- Set task -
Copy each line of the records that contains the word "ARTICLE".
— START OF Records shown —
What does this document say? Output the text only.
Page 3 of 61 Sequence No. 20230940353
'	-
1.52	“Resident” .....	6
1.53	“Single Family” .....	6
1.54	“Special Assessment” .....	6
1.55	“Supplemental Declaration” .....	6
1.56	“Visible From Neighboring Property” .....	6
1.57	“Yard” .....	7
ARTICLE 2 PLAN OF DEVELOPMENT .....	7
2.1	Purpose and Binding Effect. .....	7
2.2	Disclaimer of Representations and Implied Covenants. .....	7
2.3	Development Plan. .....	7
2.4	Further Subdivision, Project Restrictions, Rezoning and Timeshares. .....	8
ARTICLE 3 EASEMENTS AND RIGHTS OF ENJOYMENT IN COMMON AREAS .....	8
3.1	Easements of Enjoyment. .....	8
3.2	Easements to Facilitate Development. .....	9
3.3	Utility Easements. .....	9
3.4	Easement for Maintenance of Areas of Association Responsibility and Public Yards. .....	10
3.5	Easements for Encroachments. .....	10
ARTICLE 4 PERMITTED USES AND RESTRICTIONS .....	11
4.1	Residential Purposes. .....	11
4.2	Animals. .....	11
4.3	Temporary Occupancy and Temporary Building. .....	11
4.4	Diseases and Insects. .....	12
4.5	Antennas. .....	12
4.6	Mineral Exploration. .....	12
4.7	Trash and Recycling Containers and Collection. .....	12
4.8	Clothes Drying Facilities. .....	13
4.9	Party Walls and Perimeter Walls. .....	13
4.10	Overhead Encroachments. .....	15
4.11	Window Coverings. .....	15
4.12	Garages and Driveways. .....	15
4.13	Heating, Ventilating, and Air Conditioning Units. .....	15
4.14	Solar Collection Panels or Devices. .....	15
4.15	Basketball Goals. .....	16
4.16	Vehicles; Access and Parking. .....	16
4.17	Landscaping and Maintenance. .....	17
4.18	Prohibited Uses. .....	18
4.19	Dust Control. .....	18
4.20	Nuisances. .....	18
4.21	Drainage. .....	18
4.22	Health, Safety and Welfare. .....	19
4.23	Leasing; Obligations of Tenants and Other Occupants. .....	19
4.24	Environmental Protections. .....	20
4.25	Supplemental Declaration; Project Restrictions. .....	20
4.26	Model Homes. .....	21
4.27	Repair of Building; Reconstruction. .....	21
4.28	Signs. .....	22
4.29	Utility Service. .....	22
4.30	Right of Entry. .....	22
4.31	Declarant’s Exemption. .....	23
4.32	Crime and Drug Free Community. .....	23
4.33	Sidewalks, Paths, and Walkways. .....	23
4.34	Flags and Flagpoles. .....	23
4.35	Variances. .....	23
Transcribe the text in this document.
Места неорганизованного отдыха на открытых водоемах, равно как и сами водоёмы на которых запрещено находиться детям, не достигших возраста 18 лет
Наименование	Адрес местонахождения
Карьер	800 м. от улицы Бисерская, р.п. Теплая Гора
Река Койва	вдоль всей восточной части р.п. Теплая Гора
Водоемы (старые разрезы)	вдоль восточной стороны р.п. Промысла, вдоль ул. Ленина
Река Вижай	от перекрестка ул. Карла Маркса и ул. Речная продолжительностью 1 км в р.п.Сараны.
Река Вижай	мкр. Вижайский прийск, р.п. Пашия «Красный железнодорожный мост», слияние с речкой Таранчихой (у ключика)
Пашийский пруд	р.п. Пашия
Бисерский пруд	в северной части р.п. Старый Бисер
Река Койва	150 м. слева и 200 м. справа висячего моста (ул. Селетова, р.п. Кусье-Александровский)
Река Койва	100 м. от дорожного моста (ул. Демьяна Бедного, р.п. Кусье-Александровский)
— END OF Records shown —
- Output below -
ARTICLE 2 PLAN OF DEVELOPMENT .....	7
ARTICLE 3 EASEMENTS AND RIGHTS OF ENJOYMENT IN COMMON AREAS .....	8
ARTICLE 4 PERMITTED USES AND RESTRICTIONS .....	11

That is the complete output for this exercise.